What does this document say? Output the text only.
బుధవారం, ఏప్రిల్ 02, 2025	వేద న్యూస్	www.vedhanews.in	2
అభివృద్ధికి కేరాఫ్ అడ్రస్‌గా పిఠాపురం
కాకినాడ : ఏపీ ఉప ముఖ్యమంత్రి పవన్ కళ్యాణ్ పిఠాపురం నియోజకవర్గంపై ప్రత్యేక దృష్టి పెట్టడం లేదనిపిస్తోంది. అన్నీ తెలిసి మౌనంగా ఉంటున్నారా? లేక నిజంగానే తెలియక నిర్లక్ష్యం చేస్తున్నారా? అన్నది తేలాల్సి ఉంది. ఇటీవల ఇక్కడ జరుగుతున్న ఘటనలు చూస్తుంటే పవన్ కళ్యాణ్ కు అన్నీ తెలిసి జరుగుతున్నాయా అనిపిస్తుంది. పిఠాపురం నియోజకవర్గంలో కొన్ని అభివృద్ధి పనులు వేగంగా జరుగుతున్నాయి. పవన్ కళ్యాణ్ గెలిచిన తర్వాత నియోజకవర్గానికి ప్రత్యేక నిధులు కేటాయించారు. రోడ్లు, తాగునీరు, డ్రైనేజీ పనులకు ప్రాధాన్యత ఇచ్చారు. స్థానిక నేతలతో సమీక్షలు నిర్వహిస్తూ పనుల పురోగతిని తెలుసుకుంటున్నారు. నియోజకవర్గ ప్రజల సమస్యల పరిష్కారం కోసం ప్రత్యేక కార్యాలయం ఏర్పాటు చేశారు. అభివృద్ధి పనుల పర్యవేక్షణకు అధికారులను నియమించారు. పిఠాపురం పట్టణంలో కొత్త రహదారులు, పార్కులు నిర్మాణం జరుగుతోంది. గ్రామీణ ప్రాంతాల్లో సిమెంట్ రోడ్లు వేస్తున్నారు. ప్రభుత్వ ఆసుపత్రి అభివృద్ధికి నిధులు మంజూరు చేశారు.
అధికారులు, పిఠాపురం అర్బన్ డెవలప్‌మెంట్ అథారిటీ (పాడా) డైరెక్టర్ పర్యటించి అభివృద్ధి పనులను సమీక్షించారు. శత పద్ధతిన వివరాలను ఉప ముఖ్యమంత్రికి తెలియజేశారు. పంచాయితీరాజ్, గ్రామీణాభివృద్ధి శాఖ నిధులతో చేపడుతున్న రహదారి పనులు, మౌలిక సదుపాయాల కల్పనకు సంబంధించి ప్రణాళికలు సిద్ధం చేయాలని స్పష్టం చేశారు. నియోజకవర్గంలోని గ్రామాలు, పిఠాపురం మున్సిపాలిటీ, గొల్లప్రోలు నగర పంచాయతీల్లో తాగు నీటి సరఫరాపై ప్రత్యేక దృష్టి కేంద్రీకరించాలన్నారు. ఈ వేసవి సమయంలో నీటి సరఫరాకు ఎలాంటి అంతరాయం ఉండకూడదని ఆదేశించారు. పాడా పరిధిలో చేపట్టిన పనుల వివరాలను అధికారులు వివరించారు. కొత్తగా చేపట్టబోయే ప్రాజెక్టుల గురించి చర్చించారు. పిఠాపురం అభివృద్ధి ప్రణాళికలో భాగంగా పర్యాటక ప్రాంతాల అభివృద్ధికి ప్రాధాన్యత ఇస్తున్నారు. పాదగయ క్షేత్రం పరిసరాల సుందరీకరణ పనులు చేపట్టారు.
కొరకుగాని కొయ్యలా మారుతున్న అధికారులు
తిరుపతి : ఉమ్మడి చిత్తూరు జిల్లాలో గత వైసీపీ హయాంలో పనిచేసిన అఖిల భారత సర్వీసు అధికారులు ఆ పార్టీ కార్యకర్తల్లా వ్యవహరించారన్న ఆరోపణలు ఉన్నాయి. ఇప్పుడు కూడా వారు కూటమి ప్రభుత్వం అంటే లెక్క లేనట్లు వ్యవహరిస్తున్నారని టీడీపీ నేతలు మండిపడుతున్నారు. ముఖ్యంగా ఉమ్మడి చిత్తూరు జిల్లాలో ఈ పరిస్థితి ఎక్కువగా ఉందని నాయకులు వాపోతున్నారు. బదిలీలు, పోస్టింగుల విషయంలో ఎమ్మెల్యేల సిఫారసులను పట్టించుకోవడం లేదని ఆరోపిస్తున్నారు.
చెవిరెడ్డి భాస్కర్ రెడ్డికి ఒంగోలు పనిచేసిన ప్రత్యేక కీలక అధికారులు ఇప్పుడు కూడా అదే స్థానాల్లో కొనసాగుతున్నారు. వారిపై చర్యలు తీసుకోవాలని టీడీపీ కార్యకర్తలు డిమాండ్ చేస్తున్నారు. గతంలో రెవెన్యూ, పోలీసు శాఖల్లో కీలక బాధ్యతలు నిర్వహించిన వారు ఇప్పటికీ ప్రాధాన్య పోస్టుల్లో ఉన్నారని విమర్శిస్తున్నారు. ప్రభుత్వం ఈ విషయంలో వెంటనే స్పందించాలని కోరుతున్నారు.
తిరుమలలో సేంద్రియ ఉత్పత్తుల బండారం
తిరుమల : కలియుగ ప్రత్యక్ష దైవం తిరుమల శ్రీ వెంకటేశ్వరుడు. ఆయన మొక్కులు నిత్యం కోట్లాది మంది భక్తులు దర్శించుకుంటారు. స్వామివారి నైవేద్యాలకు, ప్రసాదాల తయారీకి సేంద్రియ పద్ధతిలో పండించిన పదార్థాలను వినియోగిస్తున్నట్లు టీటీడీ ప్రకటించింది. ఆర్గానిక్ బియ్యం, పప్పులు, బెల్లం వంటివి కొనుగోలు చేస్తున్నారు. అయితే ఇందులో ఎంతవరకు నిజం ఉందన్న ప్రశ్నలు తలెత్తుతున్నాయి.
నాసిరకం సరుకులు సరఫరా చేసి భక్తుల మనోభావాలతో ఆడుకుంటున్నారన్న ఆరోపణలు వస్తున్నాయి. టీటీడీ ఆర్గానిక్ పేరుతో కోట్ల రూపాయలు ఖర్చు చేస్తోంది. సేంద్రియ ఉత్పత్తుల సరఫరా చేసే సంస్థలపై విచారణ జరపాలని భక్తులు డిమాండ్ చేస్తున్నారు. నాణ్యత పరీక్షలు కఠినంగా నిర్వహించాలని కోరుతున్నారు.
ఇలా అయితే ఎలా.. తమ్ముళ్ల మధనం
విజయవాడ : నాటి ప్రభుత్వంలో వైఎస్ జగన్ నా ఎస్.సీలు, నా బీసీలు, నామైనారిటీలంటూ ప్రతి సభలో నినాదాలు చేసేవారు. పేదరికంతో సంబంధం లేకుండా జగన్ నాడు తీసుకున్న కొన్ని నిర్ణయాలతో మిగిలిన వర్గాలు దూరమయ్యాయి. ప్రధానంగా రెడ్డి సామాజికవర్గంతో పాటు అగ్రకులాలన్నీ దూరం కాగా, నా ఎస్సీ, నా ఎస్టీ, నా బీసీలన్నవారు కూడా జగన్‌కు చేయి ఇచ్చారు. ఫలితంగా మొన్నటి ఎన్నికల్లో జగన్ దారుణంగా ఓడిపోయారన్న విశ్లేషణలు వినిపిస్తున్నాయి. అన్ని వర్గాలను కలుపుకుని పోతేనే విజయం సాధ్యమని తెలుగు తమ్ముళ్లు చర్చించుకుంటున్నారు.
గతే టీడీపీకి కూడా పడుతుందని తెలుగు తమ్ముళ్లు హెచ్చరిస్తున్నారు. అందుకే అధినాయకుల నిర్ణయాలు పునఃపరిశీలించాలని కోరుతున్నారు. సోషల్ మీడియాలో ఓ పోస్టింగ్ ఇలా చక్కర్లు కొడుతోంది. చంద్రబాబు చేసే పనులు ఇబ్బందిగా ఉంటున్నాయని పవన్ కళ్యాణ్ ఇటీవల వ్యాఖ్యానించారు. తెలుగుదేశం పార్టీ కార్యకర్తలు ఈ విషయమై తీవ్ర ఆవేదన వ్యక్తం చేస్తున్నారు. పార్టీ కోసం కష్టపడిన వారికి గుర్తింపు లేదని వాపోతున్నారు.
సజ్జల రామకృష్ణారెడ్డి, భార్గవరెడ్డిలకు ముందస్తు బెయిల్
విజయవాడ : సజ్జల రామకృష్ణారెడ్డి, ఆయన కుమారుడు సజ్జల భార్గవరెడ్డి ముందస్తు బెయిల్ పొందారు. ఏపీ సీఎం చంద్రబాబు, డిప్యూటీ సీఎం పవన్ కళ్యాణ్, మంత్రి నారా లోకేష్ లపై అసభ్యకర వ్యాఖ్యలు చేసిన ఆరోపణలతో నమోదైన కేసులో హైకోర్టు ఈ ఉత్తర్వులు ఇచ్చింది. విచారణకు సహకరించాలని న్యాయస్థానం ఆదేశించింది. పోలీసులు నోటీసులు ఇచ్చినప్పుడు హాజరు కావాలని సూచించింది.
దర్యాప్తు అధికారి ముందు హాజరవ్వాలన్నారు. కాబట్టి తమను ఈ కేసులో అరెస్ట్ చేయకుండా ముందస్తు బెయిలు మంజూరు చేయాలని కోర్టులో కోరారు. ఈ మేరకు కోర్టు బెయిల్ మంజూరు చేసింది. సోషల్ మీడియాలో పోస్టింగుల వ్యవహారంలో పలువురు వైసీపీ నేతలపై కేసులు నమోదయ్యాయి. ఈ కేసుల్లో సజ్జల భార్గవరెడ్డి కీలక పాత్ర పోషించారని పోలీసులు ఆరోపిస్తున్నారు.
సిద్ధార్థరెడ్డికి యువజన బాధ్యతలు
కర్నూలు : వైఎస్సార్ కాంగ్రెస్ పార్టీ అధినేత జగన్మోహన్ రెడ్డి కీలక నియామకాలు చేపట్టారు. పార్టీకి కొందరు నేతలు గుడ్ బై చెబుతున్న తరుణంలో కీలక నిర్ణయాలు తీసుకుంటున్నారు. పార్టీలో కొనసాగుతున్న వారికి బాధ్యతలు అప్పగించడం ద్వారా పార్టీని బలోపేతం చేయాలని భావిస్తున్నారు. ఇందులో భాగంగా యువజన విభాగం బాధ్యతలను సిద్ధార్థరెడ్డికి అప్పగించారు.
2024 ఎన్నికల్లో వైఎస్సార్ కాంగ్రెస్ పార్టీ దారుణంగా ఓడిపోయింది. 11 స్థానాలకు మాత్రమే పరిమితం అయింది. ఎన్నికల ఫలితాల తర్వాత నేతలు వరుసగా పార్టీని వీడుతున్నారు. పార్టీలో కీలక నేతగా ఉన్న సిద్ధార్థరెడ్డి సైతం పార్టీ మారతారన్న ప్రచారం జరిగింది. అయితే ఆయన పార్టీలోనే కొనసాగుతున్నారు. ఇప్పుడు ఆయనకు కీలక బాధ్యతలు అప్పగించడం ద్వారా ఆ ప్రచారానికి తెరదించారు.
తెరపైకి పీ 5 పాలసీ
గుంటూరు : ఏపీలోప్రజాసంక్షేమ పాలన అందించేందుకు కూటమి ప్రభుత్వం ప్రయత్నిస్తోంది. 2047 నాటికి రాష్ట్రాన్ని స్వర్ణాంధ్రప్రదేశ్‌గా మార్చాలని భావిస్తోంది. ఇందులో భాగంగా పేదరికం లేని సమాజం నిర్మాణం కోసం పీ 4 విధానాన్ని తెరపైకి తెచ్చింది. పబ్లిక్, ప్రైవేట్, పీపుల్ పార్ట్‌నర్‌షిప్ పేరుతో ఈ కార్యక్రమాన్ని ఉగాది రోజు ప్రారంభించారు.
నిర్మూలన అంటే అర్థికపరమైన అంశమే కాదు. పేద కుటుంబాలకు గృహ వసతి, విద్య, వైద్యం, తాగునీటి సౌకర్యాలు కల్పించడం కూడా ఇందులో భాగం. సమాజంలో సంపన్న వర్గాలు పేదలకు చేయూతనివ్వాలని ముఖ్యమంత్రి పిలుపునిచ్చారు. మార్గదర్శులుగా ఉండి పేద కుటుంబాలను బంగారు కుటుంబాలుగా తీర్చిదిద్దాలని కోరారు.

^^^^^^^^

▸ EXERCISE BRIEF:
Scan the listing above and copy all lines containing the word "సరఫర".

▸ EXERCISE SOLUTION:
అధికారులు, పిఠాపురం అర్బన్ డెవలప్‌మెంట్ అథారిటీ (పాడా) డైరెక్టర్ పర్యటించి అభివృద్ధి పనులను సమీక్షించారు. శత పద్ధతిన వివరాలను ఉప ముఖ్యమంత్రికి తెలియజేశారు. పంచాయితీరాజ్, గ్రామీణాభివృద్ధి శాఖ నిధులతో చేపడుతున్న రహదారి పనులు, మౌలిక సదుపాయాల కల్పనకు సంబంధించి ప్రణాళికలు సిద్ధం చేయాలని స్పష్టం చేశారు. నియోజకవర్గంలోని గ్రామాలు, పిఠాపురం మున్సిపాలిటీ, గొల్లప్రోలు నగర పంచాయతీల్లో తాగు నీటి సరఫరాపై ప్రత్యేక దృష్టి కేంద్రీకరించాలన్నారు. ఈ వేసవి సమయంలో నీటి సరఫరాకు ఎలాంటి అంతరాయం ఉండకూడదని ఆదేశించారు. పాడా పరిధిలో చేపట్టిన పనుల వివరాలను అధికారులు వివరించారు. కొత్తగా చేపట్టబోయే ప్రాజెక్టుల గురించి చర్చించారు. పిఠాపురం అభివృద్ధి ప్రణాళికలో భాగంగా పర్యాటక ప్రాంతాల అభివృద్ధికి ప్రాధాన్యత ఇస్తున్నారు. పాదగయ క్షేత్రం పరిసరాల సుందరీకరణ పనులు చేపట్టారు.
నాసిరకం సరుకులు సరఫరా చేసి భక్తుల మనోభావాలతో ఆడుకుంటున్నారన్న ఆరోపణలు వస్తున్నాయి. టీటీడీ ఆర్గానిక్ పేరుతో కోట్ల రూపాయలు ఖర్చు చేస్తోంది. సేంద్రియ ఉత్పత్తుల సరఫరా చేసే సంస్థలపై విచారణ జరపాలని భక్తులు డిమాండ్ చేస్తున్నారు. నాణ్యత పరీక్షలు కఠినంగా నిర్వహించాలని కోరుతున్నారు.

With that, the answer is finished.